## Start Input rows

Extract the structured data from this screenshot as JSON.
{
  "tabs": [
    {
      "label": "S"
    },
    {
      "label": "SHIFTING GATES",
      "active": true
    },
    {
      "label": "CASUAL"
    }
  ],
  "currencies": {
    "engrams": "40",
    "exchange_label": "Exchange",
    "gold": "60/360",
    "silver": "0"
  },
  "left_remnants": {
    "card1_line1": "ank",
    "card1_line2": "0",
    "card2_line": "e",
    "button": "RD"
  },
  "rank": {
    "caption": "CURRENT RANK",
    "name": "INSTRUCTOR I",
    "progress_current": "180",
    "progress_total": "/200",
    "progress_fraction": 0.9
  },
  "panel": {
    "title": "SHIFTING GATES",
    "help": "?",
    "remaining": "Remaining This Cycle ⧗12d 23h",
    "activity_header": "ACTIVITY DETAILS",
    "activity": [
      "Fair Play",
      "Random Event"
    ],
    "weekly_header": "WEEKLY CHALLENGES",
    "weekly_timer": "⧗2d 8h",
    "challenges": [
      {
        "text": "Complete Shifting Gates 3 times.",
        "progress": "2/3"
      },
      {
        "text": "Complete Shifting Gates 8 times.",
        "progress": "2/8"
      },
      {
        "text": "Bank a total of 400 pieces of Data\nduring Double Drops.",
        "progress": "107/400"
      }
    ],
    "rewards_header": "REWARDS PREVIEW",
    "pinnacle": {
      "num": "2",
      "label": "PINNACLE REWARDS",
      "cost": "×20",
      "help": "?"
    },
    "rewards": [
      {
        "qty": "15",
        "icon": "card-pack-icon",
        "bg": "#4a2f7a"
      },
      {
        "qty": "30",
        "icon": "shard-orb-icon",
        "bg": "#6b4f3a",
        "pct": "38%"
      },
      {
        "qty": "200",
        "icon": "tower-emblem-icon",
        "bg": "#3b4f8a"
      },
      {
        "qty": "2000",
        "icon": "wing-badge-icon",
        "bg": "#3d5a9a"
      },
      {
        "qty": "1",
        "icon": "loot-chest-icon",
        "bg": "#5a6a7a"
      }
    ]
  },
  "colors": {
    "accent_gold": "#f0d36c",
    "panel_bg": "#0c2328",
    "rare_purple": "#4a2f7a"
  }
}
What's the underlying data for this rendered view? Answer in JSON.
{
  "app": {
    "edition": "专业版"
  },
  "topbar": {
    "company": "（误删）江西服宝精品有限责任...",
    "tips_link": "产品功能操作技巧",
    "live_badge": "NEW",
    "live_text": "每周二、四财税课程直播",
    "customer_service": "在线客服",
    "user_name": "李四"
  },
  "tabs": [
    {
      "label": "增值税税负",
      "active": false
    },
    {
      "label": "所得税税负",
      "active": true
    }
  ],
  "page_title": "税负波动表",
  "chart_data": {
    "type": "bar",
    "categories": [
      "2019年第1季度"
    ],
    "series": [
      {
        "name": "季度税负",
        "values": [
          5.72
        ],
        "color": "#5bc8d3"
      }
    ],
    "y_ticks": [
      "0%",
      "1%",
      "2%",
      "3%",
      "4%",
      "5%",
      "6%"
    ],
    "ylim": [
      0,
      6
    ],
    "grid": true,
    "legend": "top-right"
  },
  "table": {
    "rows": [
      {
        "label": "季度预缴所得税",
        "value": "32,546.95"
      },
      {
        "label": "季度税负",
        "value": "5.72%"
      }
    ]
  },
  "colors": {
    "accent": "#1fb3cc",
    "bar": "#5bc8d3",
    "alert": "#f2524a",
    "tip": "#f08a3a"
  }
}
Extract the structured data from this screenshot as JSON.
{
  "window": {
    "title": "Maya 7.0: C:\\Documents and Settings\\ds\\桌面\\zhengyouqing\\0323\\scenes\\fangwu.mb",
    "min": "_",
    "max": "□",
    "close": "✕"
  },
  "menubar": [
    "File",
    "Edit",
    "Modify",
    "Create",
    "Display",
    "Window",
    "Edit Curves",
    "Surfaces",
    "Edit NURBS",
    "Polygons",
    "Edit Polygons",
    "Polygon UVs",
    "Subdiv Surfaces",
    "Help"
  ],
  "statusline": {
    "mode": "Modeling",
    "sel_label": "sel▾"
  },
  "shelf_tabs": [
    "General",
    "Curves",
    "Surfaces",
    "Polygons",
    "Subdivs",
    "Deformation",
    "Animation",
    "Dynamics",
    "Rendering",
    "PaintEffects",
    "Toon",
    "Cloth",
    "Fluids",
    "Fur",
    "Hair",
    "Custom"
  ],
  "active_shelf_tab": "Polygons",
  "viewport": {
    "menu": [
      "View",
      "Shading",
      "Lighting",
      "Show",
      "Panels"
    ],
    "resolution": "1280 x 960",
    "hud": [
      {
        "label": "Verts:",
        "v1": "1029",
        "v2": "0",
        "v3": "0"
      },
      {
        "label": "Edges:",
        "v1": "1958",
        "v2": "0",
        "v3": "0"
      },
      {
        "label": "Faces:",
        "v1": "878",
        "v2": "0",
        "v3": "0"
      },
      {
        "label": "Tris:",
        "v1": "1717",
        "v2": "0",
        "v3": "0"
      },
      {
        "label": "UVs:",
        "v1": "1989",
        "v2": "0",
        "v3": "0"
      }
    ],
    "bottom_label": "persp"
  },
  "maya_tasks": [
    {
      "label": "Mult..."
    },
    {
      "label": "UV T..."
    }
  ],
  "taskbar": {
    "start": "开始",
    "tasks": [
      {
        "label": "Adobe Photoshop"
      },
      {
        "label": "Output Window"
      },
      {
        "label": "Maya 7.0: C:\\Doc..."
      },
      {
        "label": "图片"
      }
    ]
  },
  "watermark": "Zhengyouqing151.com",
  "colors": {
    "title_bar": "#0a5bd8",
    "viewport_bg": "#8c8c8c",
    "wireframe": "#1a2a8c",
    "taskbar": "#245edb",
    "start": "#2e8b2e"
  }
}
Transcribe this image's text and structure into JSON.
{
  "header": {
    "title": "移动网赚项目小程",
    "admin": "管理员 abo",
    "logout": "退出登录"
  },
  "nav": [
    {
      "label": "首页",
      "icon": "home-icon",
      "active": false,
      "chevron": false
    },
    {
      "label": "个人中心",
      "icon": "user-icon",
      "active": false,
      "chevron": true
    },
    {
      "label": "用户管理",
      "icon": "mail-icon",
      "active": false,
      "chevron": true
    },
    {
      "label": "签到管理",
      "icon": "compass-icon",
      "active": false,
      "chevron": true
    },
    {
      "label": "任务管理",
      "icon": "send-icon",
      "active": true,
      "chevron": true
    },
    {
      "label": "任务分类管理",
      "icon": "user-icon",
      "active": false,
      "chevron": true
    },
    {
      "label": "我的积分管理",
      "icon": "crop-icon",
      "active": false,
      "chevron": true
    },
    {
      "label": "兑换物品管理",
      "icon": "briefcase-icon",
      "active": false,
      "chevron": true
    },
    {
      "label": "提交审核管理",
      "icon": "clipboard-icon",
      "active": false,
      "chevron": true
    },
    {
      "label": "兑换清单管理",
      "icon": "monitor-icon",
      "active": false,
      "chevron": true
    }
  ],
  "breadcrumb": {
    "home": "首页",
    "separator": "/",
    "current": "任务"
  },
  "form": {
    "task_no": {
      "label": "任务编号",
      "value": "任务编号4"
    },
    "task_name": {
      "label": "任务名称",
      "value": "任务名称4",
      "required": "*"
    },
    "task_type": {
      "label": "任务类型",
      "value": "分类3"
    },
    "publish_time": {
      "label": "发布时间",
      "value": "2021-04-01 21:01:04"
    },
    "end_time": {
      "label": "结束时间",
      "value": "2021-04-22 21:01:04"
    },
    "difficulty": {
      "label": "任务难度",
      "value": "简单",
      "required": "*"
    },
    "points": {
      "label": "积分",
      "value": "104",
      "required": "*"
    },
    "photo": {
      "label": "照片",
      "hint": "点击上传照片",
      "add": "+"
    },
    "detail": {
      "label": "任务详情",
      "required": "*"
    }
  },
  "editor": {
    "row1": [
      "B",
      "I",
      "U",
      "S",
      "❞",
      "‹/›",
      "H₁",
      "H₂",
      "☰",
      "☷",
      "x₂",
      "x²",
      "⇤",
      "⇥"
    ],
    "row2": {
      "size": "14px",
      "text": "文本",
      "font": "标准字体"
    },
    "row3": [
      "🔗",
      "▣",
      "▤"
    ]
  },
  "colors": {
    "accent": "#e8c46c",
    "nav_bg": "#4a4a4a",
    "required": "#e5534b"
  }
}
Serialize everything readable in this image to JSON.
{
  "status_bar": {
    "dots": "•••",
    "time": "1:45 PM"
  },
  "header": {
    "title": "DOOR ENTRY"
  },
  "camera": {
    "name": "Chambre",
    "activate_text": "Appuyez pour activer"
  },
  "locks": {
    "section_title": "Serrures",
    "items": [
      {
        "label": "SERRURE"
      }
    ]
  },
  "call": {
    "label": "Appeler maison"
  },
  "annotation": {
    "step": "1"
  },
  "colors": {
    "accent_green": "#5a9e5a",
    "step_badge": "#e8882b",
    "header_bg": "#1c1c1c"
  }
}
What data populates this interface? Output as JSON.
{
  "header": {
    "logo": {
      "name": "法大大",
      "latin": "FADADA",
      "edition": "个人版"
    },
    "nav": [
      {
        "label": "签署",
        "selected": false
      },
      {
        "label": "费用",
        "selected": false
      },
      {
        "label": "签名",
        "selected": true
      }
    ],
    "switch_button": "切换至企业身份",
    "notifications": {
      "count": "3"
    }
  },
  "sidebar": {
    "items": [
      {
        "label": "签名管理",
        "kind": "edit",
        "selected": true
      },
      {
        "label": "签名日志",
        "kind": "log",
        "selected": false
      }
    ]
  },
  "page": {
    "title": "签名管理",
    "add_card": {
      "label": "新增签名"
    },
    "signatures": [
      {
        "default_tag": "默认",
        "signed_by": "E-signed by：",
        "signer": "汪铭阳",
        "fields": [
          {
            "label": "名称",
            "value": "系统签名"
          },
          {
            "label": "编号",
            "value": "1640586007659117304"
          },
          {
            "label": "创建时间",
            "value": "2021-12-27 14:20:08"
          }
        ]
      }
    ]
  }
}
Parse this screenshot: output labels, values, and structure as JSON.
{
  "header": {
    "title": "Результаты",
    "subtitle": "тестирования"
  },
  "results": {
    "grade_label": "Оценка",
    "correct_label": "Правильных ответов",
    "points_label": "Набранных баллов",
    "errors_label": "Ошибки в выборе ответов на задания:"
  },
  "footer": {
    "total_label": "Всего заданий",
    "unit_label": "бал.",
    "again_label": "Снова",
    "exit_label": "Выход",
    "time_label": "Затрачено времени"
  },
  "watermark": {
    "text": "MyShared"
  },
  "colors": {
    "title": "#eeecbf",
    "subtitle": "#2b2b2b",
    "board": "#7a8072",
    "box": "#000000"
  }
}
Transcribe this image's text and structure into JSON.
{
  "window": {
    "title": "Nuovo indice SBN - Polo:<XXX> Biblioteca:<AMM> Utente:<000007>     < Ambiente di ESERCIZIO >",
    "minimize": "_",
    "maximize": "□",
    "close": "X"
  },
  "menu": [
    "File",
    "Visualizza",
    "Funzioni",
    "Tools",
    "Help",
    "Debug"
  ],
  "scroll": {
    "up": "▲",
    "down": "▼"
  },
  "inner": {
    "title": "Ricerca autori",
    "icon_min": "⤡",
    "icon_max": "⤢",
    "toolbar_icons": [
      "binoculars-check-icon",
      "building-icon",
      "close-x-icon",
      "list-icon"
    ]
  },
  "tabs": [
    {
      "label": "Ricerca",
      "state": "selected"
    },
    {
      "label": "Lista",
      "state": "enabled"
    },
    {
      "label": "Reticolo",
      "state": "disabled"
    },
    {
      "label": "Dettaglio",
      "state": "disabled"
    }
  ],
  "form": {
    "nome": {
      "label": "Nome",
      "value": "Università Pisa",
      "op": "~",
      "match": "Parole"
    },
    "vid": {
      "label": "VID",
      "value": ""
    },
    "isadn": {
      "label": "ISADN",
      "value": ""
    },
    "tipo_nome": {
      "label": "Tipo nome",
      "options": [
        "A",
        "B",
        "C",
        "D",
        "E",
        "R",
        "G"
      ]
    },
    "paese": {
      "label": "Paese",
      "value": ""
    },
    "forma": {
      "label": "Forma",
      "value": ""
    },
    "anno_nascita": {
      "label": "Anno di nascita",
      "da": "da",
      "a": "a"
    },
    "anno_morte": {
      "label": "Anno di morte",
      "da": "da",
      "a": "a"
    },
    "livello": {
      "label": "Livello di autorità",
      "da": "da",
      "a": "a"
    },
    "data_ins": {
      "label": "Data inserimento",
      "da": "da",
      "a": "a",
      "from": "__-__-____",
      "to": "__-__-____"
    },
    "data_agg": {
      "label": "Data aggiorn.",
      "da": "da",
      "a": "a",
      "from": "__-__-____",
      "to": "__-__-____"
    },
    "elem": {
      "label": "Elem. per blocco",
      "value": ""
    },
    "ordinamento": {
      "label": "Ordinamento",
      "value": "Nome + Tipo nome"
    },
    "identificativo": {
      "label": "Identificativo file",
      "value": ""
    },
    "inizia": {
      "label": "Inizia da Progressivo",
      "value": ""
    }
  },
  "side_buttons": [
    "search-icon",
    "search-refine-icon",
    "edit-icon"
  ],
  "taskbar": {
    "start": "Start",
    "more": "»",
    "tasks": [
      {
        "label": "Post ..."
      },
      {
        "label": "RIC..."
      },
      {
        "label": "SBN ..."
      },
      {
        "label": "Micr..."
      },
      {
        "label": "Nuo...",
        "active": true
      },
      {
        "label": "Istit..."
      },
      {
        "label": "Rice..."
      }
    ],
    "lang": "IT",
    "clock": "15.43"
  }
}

## End Input rows

What is being asked -> From the data, list each line in which the string "watermark" appears.

Task output ->
  "watermark": "Zhengyouqing151.com",
  "watermark": {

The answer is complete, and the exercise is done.